# Data section start

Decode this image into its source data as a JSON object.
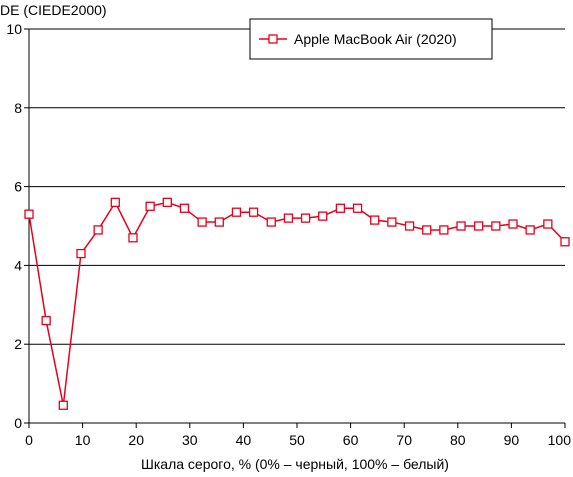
{
  "chart_data": {
    "type": "line",
    "title": "",
    "ylabel": "DE (CIEDE2000)",
    "xlabel": "Шкала серого, % (0% – черный, 100% – белый)",
    "xlim": [
      0,
      100
    ],
    "ylim": [
      0,
      10
    ],
    "x_ticks": [
      0,
      10,
      20,
      30,
      40,
      50,
      60,
      70,
      80,
      90,
      100
    ],
    "y_ticks": [
      0,
      2,
      4,
      6,
      8,
      10
    ],
    "grid": "horizontal",
    "legend_position": "top-right",
    "series": [
      {
        "name": "Apple MacBook Air (2020)",
        "color": "#e8001c",
        "marker": "square-open",
        "x": [
          0,
          3.2,
          6.4,
          9.7,
          12.9,
          16.1,
          19.4,
          22.6,
          25.8,
          29.0,
          32.3,
          35.5,
          38.7,
          41.9,
          45.2,
          48.4,
          51.6,
          54.8,
          58.1,
          61.3,
          64.5,
          67.7,
          71.0,
          74.2,
          77.4,
          80.6,
          83.9,
          87.1,
          90.3,
          93.5,
          96.8,
          100
        ],
        "y": [
          5.3,
          2.6,
          0.45,
          4.3,
          4.9,
          5.6,
          4.7,
          5.5,
          5.6,
          5.45,
          5.1,
          5.1,
          5.35,
          5.35,
          5.1,
          5.2,
          5.2,
          5.25,
          5.45,
          5.45,
          5.15,
          5.1,
          5.0,
          4.9,
          4.9,
          5.0,
          5.0,
          5.0,
          5.05,
          4.9,
          5.05,
          4.6
        ]
      }
    ]
  }
}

# Data section end

**Aim of the task**. Apart from the pictures, the entries above are to be repeated in full and exactly.

**The completed task**.
Decode this image into its source data as a JSON object.
{
  "chart_data": {
    "type": "line",
    "title": "",
    "ylabel": "DE (CIEDE2000)",
    "xlabel": "Шкала серого, % (0% – черный, 100% – белый)",
    "xlim": [
      0,
      100
    ],
    "ylim": [
      0,
      10
    ],
    "x_ticks": [
      0,
      10,
      20,
      30,
      40,
      50,
      60,
      70,
      80,
      90,
      100
    ],
    "y_ticks": [
      0,
      2,
      4,
      6,
      8,
      10
    ],
    "grid": "horizontal",
    "legend_position": "top-right",
    "series": [
      {
        "name": "Apple MacBook Air (2020)",
        "color": "#e8001c",
        "marker": "square-open",
        "x": [
          0,
          3.2,
          6.4,
          9.7,
          12.9,
          16.1,
          19.4,
          22.6,
          25.8,
          29.0,
          32.3,
          35.5,
          38.7,
          41.9,
          45.2,
          48.4,
          51.6,
          54.8,
          58.1,
          61.3,
          64.5,
          67.7,
          71.0,
          74.2,
          77.4,
          80.6,
          83.9,
          87.1,
          90.3,
          93.5,
          96.8,
          100
        ],
        "y": [
          5.3,
          2.6,
          0.45,
          4.3,
          4.9,
          5.6,
          4.7,
          5.5,
          5.6,
          5.45,
          5.1,
          5.1,
          5.35,
          5.35,
          5.1,
          5.2,
          5.2,
          5.25,
          5.45,
          5.45,
          5.15,
          5.1,
          5.0,
          4.9,
          4.9,
          5.0,
          5.0,
          5.0,
          5.05,
          4.9,
          5.05,
          4.6
        ]
      }
    ]
  }
}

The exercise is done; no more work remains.